#### The problem
Which lines in the material below contain the word "River"? Copy each of them.

┄┄┄┄┄┄┄┄┄┄

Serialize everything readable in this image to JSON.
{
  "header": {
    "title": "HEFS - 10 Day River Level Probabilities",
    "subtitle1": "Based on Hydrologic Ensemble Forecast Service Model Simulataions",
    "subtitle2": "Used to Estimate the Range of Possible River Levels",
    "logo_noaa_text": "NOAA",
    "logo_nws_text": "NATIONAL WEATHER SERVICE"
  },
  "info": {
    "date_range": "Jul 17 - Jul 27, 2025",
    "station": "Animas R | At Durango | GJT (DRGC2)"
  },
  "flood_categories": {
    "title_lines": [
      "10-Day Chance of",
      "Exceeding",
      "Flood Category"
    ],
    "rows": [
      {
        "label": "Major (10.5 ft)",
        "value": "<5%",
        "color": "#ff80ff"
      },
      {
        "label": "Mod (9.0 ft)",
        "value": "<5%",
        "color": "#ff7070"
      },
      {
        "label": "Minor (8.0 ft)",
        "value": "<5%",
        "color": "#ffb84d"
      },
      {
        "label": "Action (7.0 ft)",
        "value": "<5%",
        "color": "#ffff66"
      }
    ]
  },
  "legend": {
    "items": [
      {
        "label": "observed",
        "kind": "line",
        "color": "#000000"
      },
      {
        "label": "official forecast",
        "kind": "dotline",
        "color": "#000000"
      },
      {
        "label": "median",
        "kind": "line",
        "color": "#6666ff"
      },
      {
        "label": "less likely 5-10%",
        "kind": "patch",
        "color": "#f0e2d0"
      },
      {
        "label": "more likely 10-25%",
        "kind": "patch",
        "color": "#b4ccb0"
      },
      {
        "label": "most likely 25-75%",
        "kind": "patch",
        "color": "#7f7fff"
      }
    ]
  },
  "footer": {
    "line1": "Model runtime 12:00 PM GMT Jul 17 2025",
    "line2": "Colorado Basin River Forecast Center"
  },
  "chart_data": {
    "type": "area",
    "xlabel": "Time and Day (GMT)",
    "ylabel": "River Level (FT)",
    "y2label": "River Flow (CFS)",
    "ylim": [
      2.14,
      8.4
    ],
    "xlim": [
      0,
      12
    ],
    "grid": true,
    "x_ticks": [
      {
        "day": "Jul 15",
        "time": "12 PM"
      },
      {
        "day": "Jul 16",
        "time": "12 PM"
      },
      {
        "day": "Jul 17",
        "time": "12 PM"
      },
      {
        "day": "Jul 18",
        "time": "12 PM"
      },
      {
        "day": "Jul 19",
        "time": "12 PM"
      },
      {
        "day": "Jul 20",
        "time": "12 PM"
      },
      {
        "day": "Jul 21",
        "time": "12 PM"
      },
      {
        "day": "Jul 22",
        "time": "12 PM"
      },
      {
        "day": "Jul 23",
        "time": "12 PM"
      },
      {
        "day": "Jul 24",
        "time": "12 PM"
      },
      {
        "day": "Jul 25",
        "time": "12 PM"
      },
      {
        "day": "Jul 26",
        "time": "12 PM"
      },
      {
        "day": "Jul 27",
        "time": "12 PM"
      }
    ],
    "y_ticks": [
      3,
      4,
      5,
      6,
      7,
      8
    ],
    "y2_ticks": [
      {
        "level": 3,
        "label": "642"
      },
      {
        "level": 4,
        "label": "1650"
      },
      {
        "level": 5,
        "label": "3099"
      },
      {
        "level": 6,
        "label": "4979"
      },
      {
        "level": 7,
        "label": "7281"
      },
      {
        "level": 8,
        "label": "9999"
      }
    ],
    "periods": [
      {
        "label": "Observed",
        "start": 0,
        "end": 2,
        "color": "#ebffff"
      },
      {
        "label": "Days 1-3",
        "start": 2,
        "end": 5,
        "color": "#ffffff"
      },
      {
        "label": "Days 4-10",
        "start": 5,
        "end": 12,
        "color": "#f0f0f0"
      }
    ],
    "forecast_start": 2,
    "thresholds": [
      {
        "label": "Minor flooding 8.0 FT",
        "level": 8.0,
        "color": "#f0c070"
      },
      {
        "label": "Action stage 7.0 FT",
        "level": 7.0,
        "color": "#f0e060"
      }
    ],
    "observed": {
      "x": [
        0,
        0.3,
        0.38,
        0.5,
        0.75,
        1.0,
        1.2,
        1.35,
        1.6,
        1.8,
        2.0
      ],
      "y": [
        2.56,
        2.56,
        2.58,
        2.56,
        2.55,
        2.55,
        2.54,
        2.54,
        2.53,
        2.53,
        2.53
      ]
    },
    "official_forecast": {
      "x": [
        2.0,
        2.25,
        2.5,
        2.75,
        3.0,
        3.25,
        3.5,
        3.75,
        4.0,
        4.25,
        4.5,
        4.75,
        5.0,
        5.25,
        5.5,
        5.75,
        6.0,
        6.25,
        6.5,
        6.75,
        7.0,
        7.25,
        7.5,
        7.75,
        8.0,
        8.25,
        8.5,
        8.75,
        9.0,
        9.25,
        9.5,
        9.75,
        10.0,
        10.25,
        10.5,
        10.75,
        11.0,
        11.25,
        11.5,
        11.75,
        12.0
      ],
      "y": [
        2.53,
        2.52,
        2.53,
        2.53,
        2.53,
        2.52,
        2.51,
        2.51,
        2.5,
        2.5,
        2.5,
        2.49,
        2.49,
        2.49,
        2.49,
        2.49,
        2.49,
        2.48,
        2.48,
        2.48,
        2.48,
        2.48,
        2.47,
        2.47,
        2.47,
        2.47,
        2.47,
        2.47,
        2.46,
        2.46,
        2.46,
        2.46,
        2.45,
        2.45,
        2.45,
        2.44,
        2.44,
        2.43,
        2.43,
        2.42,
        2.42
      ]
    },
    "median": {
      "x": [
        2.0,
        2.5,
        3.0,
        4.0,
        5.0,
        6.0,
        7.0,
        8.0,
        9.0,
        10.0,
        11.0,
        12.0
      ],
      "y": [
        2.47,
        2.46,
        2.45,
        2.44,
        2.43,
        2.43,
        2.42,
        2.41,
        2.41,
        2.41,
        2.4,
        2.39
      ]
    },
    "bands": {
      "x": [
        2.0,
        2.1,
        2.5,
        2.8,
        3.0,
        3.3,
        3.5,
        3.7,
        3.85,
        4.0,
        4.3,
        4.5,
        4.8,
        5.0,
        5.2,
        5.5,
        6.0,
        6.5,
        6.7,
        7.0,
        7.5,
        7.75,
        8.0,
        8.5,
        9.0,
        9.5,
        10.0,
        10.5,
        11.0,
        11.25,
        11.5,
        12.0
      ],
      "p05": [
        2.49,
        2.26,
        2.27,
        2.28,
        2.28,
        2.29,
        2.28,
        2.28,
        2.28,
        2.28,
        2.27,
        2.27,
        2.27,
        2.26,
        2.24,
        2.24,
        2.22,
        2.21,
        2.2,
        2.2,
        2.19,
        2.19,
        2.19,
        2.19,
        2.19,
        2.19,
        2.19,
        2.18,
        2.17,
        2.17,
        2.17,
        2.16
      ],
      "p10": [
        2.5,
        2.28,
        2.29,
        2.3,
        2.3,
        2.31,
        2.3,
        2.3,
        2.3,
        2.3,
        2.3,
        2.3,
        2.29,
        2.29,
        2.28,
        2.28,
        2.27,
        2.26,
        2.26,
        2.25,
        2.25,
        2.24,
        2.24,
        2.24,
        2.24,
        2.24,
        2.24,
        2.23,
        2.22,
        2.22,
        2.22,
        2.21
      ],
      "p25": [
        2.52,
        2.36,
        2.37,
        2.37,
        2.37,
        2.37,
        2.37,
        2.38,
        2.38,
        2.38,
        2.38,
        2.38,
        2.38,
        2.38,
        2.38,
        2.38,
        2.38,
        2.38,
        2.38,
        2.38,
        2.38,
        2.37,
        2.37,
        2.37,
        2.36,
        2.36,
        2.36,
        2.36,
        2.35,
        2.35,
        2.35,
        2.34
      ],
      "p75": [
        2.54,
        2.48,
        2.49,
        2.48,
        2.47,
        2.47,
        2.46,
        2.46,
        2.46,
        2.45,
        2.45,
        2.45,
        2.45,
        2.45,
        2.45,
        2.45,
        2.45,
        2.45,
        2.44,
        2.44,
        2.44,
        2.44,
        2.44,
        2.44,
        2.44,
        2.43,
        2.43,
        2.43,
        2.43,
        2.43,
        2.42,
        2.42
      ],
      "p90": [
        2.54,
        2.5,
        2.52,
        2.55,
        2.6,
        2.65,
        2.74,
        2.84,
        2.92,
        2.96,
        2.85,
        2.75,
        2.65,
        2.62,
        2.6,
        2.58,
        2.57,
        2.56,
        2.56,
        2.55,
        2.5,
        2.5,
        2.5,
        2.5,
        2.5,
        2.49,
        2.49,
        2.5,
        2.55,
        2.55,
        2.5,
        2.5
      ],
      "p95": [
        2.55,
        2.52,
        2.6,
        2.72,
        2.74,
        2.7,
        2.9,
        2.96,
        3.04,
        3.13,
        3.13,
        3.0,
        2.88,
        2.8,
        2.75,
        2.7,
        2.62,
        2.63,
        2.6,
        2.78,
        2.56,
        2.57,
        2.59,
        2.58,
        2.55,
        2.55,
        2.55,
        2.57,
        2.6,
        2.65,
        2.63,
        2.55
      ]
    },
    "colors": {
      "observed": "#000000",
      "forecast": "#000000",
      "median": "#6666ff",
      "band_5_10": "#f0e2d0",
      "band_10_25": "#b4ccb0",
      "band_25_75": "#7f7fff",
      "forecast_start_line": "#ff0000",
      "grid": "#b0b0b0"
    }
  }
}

┄┄┄┄┄┄┄┄┄┄

#### Solution to this exercise
    "title": "HEFS - 10 Day River Level Probabilities",
    "subtitle2": "Used to Estimate the Range of Possible River Levels",
    "line2": "Colorado Basin River Forecast Center"
    "ylabel": "River Level (FT)",
    "y2label": "River Flow (CFS)",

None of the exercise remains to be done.